#### [Work instructions]
Output the data exactly, with every line intact.

··· Records for the exercise

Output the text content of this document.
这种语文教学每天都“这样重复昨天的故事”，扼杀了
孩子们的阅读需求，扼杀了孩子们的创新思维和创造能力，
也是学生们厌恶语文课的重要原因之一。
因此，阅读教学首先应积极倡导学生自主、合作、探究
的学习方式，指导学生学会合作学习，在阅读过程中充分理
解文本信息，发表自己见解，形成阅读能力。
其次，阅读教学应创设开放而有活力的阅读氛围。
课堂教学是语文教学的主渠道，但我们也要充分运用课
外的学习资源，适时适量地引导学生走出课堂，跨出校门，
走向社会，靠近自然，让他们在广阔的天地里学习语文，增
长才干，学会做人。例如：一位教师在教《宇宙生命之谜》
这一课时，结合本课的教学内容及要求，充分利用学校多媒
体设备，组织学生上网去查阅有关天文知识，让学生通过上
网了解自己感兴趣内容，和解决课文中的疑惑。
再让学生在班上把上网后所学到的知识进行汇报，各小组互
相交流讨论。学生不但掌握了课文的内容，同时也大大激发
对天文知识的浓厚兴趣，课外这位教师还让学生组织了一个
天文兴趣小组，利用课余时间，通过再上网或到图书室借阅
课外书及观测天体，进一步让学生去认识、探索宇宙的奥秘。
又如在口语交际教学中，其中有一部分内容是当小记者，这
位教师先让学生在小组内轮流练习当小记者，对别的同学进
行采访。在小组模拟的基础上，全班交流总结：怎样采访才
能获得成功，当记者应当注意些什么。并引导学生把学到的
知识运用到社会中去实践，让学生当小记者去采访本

······

#### [Completed task]
Output the text content of this document.
这种语文教学每天都“这样重复昨天的故事”，扼杀了
孩子们的阅读需求，扼杀了孩子们的创新思维和创造能力，
也是学生们厌恶语文课的重要原因之一。
因此，阅读教学首先应积极倡导学生自主、合作、探究
的学习方式，指导学生学会合作学习，在阅读过程中充分理
解文本信息，发表自己见解，形成阅读能力。
其次，阅读教学应创设开放而有活力的阅读氛围。
课堂教学是语文教学的主渠道，但我们也要充分运用课
外的学习资源，适时适量地引导学生走出课堂，跨出校门，
走向社会，靠近自然，让他们在广阔的天地里学习语文，增
长才干，学会做人。例如：一位教师在教《宇宙生命之谜》
这一课时，结合本课的教学内容及要求，充分利用学校多媒
体设备，组织学生上网去查阅有关天文知识，让学生通过上
网了解自己感兴趣内容，和解决课文中的疑惑。
再让学生在班上把上网后所学到的知识进行汇报，各小组互
相交流讨论。学生不但掌握了课文的内容，同时也大大激发
对天文知识的浓厚兴趣，课外这位教师还让学生组织了一个
天文兴趣小组，利用课余时间，通过再上网或到图书室借阅
课外书及观测天体，进一步让学生去认识、探索宇宙的奥秘。
又如在口语交际教学中，其中有一部分内容是当小记者，这
位教师先让学生在小组内轮流练习当小记者，对别的同学进
行采访。在小组模拟的基础上，全班交流总结：怎样采访才
能获得成功，当记者应当注意些什么。并引导学生把学到的
知识运用到社会中去实践，让学生当小记者去采访本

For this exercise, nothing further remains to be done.